> _JOB_
Render the following material again verbatim, leaving nothing out.

> _INPUT MATERIAL_

◆ ◆ ◆ ◆ ◆ ◆ ◆

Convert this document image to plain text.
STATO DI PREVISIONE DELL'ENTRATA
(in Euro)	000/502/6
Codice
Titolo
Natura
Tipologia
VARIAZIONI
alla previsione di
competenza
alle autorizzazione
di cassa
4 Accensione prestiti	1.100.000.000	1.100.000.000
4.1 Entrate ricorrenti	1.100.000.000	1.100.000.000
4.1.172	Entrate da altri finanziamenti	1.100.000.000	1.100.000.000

◆ ◆ ◆ ◆ ◆ ◆ ◆

> _EXPECTED OUTPUT_
Convert this document image to plain text.
STATO DI PREVISIONE DELL'ENTRATA
(in Euro)	000/502/6
Codice
Titolo
Natura
Tipologia
VARIAZIONI
alla previsione di
competenza
alle autorizzazione
di cassa
4 Accensione prestiti	1.100.000.000	1.100.000.000
4.1 Entrate ricorrenti	1.100.000.000	1.100.000.000
4.1.172	Entrate da altri finanziamenti	1.100.000.000	1.100.000.000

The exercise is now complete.